» **THE EXERCISE**:
Each line that holds the word "para" should be returned.

Data extracted from a collection:
START
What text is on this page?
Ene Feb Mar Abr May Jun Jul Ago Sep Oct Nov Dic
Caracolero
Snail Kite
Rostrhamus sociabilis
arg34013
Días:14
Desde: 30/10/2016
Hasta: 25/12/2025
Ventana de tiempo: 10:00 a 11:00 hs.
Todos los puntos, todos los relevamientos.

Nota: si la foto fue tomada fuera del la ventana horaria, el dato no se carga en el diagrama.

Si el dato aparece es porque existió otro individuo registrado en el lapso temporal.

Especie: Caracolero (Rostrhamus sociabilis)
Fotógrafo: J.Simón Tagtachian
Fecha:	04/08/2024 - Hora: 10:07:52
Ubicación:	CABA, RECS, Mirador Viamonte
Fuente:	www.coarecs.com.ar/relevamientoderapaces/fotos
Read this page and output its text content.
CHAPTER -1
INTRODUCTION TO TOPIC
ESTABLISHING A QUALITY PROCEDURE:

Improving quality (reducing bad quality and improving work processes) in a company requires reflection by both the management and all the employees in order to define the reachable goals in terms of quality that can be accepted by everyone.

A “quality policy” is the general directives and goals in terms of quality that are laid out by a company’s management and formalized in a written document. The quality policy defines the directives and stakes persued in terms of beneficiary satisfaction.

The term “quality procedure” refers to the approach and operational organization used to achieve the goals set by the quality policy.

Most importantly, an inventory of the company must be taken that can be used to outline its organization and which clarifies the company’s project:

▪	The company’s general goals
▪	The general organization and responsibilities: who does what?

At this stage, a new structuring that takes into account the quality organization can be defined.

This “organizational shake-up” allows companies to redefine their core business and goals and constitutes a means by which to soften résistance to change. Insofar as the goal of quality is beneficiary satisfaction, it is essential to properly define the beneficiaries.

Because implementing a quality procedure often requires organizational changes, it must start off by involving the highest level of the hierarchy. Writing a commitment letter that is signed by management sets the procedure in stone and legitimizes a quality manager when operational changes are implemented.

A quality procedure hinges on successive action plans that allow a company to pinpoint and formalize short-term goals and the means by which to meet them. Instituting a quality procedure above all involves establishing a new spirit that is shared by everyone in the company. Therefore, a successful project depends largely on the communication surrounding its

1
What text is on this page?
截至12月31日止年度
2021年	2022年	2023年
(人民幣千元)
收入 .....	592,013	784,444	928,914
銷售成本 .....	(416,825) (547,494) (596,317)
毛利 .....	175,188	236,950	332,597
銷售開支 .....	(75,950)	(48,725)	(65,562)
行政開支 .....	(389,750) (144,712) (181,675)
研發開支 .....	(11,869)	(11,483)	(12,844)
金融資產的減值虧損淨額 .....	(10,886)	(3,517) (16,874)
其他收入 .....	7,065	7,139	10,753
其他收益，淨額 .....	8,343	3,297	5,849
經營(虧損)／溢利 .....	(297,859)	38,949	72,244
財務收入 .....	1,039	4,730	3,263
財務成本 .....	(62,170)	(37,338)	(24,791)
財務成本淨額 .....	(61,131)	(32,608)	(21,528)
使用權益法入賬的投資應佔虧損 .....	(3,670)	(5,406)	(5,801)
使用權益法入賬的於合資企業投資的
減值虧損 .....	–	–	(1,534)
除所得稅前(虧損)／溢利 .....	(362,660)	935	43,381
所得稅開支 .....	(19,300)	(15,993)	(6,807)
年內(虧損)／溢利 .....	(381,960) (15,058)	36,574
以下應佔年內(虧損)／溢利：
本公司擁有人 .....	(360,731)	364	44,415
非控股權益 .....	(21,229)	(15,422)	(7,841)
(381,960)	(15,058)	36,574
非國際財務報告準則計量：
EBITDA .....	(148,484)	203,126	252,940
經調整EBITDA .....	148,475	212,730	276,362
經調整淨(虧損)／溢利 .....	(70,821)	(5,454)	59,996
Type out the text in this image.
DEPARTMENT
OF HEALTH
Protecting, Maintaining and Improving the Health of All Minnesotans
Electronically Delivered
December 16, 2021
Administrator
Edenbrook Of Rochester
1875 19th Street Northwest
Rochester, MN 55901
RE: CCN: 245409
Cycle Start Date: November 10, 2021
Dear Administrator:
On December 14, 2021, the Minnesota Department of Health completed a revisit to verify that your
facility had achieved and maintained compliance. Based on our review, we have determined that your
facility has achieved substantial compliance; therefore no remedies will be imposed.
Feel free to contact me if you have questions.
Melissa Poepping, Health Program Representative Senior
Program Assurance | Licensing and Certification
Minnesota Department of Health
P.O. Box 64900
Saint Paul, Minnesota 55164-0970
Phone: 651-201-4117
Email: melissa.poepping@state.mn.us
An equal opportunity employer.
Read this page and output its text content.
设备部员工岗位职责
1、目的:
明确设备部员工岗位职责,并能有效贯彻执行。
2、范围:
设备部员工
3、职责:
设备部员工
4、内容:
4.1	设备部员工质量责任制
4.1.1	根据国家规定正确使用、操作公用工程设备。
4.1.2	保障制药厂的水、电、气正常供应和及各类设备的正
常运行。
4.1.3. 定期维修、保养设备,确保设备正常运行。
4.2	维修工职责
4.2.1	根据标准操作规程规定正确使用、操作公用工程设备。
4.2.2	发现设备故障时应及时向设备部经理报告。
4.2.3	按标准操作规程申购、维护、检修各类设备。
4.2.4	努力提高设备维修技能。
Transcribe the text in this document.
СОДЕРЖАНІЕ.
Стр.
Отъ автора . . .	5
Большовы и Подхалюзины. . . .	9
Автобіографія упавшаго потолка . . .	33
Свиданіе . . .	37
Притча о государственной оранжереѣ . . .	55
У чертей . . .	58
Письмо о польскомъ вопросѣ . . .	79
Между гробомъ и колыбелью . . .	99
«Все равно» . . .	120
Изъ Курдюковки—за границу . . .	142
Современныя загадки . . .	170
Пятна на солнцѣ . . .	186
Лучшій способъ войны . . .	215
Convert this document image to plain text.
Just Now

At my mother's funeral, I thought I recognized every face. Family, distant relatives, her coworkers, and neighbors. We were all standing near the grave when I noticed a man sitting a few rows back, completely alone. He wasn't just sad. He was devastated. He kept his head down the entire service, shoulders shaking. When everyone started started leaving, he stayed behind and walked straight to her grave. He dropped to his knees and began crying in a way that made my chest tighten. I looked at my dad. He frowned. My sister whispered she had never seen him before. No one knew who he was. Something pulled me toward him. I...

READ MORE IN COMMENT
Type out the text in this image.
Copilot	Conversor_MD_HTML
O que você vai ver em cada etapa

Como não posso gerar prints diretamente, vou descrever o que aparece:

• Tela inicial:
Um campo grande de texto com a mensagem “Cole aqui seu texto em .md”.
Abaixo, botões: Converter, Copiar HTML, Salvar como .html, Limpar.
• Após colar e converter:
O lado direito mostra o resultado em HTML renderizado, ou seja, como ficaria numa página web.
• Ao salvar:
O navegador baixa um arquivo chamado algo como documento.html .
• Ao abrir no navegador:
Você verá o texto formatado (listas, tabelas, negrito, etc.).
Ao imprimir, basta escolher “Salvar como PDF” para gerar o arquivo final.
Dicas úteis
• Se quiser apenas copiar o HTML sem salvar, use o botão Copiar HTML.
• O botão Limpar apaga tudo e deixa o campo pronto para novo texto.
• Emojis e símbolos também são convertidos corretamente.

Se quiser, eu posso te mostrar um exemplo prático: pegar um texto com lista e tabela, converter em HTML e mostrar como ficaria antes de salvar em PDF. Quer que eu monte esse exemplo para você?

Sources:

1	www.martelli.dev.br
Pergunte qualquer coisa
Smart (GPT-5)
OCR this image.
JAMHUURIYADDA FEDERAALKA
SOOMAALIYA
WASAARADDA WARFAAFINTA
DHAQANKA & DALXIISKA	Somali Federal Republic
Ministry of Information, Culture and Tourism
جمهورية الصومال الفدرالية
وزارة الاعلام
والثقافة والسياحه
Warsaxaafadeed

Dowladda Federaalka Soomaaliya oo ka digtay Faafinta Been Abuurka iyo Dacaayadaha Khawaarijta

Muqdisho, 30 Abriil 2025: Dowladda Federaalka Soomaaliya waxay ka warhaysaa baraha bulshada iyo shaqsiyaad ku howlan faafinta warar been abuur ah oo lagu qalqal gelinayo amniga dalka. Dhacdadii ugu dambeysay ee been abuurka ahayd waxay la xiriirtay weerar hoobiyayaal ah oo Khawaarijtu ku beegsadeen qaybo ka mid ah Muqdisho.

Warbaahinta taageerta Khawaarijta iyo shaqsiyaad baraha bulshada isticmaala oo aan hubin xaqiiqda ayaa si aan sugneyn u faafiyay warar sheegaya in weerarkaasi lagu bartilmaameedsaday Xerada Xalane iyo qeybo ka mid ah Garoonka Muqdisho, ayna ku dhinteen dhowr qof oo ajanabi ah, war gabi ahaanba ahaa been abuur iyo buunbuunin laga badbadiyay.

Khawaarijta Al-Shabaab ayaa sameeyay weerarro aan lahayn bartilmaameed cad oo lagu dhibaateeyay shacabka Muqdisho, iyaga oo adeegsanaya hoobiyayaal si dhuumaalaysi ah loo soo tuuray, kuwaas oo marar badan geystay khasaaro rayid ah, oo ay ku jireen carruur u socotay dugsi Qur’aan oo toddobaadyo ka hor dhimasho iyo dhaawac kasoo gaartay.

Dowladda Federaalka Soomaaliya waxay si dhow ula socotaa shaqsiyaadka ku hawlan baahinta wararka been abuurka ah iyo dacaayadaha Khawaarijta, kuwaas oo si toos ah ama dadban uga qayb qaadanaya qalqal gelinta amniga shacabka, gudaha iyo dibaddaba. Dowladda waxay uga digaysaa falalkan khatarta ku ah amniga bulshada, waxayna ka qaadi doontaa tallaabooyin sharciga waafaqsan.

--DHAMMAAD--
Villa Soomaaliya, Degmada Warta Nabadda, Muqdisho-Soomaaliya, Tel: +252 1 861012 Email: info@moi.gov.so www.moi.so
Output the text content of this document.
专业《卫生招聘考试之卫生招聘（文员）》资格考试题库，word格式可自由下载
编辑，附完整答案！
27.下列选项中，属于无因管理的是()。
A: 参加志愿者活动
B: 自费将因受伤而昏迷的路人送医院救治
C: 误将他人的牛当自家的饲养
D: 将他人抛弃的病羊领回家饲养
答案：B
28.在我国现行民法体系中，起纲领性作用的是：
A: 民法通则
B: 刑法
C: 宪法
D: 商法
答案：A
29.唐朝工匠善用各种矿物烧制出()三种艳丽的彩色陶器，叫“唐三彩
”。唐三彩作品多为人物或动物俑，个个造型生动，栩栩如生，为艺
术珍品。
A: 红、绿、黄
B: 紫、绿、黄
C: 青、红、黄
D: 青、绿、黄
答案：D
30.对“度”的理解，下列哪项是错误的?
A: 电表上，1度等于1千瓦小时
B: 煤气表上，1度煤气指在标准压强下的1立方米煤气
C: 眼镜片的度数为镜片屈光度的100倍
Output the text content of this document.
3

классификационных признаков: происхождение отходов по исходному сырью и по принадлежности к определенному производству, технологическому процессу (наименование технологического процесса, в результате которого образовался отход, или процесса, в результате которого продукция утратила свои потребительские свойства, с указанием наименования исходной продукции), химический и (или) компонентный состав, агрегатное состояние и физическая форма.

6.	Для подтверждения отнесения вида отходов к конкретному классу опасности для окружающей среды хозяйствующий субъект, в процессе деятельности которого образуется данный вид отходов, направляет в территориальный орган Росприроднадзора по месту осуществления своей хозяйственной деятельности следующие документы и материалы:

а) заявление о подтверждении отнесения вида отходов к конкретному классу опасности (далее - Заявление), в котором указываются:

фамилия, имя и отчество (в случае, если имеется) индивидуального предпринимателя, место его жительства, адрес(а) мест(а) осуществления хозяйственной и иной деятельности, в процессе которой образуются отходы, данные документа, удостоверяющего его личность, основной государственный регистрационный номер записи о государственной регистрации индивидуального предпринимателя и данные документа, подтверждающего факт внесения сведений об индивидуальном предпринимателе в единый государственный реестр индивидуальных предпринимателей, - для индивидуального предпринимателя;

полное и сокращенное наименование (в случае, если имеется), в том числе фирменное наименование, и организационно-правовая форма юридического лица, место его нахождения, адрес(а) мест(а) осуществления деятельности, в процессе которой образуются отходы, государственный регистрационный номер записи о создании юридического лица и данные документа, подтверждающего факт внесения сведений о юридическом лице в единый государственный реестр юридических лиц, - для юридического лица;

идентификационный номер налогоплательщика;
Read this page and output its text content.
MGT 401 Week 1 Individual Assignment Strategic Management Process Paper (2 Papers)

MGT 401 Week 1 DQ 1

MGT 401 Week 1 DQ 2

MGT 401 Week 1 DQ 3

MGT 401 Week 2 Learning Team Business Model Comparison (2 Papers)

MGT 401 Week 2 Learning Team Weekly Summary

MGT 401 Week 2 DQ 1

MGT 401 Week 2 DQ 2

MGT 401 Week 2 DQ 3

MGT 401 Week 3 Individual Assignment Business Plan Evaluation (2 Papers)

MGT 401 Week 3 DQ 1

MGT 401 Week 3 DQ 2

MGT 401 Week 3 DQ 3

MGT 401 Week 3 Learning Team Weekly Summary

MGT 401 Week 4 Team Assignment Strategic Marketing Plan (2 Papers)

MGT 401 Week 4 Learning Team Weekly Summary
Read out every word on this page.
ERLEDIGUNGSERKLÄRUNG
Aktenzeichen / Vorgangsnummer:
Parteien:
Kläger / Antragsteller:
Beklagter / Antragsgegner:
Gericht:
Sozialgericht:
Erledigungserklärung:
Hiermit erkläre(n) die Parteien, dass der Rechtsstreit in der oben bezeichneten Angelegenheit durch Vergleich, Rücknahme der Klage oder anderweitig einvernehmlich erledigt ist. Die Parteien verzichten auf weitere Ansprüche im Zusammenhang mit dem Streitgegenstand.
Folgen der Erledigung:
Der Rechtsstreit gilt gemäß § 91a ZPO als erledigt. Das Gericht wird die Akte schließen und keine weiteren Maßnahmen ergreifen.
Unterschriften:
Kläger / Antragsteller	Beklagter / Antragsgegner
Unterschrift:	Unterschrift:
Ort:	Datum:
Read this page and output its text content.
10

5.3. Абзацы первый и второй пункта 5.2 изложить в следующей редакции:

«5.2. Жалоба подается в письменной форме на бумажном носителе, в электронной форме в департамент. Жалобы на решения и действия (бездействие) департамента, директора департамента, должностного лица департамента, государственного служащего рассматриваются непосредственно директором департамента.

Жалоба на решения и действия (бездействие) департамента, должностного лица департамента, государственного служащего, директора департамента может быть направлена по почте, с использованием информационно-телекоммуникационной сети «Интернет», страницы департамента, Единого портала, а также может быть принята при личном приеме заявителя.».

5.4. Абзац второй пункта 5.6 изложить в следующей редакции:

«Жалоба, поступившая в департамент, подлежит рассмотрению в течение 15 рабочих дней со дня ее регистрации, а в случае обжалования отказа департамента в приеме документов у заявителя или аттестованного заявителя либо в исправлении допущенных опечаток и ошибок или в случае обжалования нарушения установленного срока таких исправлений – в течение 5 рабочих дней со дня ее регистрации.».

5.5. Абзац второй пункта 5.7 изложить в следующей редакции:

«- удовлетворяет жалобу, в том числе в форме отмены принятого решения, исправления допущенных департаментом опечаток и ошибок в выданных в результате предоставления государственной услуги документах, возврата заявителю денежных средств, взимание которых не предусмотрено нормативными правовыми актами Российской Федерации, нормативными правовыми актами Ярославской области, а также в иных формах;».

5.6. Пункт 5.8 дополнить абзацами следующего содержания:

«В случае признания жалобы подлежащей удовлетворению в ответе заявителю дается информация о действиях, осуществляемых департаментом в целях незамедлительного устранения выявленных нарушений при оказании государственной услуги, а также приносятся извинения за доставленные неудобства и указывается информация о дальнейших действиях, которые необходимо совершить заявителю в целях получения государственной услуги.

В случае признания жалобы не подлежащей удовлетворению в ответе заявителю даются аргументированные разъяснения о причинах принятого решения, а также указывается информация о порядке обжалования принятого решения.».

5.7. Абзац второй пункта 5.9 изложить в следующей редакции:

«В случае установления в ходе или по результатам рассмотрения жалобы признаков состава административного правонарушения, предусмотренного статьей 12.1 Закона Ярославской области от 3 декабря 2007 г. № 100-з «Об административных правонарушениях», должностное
END
» **EXERCISE RESULT**:
Ao imprimir, basta escolher “Salvar como PDF” para gerar o arquivo final.
• O botão Limpar apaga tudo e deixa o campo pronto para novo texto.
Se quiser, eu posso te mostrar um exemplo prático: pegar um texto com lista e tabela, converter em HTML e mostrar como ficaria antes de salvar em PDF. Quer que eu monte esse exemplo para você?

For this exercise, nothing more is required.